Newsletters
Stay the course. Change the course.
February 07, 2014

Untitled Document

A month ago, on my first newsletter of 2014, I sustained that the best investment opportunity nowadays is the stock market in the USA. I claimed that, apart from the fact that I don’t know what will happen for certain, as long as the economic fundamentals of the economy are good, 2014 could offer a return on investments between 8%-10%. Since then, the market behavior seemed to prove me wrong: in January the S&P declined 3% and February started with the Dow Jones shaving 300 points. Well, I am still optimistic. Why?

The American economy continues to grow. It is true that economic data was not very positive lately but I believe that the weather might be responsible for part of those results.  Yes, the weather. The northeast and Midwest are having a winter to remember, one that had not happened in the last 10 years with  consecutive  snow storms and temperatures below freezing for weeks. The Chicago airport closed for the first time in history not because of the storm but because the cold temperature was posing a threat to the engines by way of congealing the engines; thousands of flights had been cancelled since December. The price of the residential propane gas increased 80% and there is a shortage due to transportation problems: there aren’t enough trucks or drivers to deliver the product.

As I write, 219 S&P 500 members, representing 58% of the index’s total market capitalization have reported results.  Total earnings for these 219 companies are up +12.0% from the same period last year, with 70.8% beating earnings expectations. Total revenues for these companies grew 1.8%, with more that 50% beating revenue estimates. The ISM for manufacture, published on February 3rd, came below estimates, 51.3% versus 56.5%. On the other hand, on Wednesday, the ADP index for private employment came in line with expectations and more important, the ISM for services came at 54.0 versus 53.0 in January. As we all know, the service sector is more important for the US economy than the manufacture service.

## PROVIDED ENTRIES:
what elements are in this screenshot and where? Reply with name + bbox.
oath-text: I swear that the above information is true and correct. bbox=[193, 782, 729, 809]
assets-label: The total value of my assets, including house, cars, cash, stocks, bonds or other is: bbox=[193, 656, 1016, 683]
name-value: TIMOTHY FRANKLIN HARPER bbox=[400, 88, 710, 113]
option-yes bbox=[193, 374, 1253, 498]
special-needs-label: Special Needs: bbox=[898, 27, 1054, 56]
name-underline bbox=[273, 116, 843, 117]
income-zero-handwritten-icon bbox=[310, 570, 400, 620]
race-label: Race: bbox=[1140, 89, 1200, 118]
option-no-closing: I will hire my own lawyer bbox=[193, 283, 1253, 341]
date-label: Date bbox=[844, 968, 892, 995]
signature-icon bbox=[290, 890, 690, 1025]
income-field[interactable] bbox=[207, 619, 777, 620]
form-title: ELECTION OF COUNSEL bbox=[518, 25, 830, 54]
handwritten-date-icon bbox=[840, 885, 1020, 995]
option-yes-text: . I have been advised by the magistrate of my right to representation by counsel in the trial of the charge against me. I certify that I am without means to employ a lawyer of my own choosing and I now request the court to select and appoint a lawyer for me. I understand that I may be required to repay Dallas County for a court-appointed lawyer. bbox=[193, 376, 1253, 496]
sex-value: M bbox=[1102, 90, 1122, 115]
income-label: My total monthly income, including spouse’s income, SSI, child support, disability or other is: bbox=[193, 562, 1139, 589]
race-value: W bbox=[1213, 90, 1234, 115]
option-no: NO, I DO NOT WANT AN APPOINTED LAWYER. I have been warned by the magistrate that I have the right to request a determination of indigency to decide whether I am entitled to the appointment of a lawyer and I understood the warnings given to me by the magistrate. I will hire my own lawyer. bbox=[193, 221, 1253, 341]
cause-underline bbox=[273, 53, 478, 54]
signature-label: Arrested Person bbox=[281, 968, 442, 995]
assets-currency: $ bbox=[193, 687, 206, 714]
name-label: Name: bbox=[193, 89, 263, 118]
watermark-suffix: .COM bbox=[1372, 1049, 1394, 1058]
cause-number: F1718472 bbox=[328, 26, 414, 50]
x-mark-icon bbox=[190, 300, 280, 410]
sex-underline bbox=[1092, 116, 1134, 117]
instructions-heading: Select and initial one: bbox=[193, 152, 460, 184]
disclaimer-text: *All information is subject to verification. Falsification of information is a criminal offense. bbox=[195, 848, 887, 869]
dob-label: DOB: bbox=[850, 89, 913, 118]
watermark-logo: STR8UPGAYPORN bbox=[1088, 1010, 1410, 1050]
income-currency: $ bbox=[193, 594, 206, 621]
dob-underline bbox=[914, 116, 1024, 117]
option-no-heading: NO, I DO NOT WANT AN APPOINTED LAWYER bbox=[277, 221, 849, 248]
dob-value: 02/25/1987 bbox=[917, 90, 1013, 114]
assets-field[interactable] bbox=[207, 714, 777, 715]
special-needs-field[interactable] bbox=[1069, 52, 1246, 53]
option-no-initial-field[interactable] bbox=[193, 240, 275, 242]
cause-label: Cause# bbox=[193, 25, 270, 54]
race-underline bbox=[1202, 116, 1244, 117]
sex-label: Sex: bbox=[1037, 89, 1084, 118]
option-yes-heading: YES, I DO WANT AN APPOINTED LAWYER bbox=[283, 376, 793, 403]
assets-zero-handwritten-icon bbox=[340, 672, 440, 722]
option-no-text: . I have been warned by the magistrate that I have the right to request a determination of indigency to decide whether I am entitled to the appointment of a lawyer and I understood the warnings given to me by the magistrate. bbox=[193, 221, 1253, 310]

## TASKS FOR THIS EXERCISE:
1. Put the listing's lines, from its first line up to and including the line containing "name-value: TIMOTHY FRANKLIN", into a JSON list of strings with one string per line and any blank lines left out.
2. Can you continue the stock market newsletter from where it stops?
The newsletter and the listing are unrelated pieces of material.

## RESPONSES BY TASK:
1.
[
  "what elements are in this screenshot and where? Reply with name + bbox.",
  "oath-text: I swear that the above information is true and correct. bbox=[193, 782, 729, 809]",
  "assets-label: The total value of my assets, including house, cars, cash, stocks, bonds or other is: bbox=[193, 656, 1016, 683]",
  "name-value: TIMOTHY FRANKLIN HARPER bbox=[400, 88, 710, 113]"
]

2.
So, I believe the fundamentals are still good. How do I reconcile this view with the recent drop in the stock market? Firstly, I remember the difference between short and long term. I also remember that although we didn’t see much of that in 2013, there is volatility and there is profit taking. We might be going through a correction, maybe we will test low levels with the S&P going as far down as 1700; I don’t know. What I know is that we are still in a bull market and this might be a healthy and necessary correction before we reach new highs. So, I will just stay the course…..

One could argue that I am ignoring the problems in the emerging markets and in China. I am in fact and purposely. I agree with the analysts when they say that the developed economies “feast” with the weakening of the emerging markets via commodity prices and currency declines .To keep things in perspective not even Brazil was affected by the Argentinean crisis. Who could imagine such thing 20 years ago? China is a little different and the problem might not be only slow growth and slow demand.

The “shadow “banking system, although not as big as in the developed economies, is growing and it totally unsupervised. The companies without access to financing in the regular banking system have to pay a very high rate which poses a big liquidity crisis to the Chinese financial system.

I believe the problem of the emerging economies will stay in the emerging economies. Again, it is good to put everything in perspective: large part of the growth in the emerging markets in the last decade was propelled by the Chinese economy growth and the increase in international liquidity, due to the monetary policy of the central banks in the developed countries. Both the slowdown in China and the changes in the monetary policy in the USA are being broadcasted for a while. So, it should not come as a surprise to anybody, mainly to the governments in the emerging markets. This is the new normal for the emerging countries and Brazil: a world with less liquidity, with investors going back to safe havens and with China growing less.  In this scenario and given the fact that we did not use the good times to make the necessary reforms, we have to get used to lower growth rates: or we can go on a spending spree, always a tempting proposal mainly on an election year.

I believe that the pessimism in Brazil and the excess of bad articles about the country, do not express the real situation in Brazil. There is no indication of crisis, there are problems and there are solutions. It seems to me that the main issue is for the government to recognize that there is a problem. The best way to start is for the current administration to change its political attitude, stop being interventionist and recuperate business confidence: change the course.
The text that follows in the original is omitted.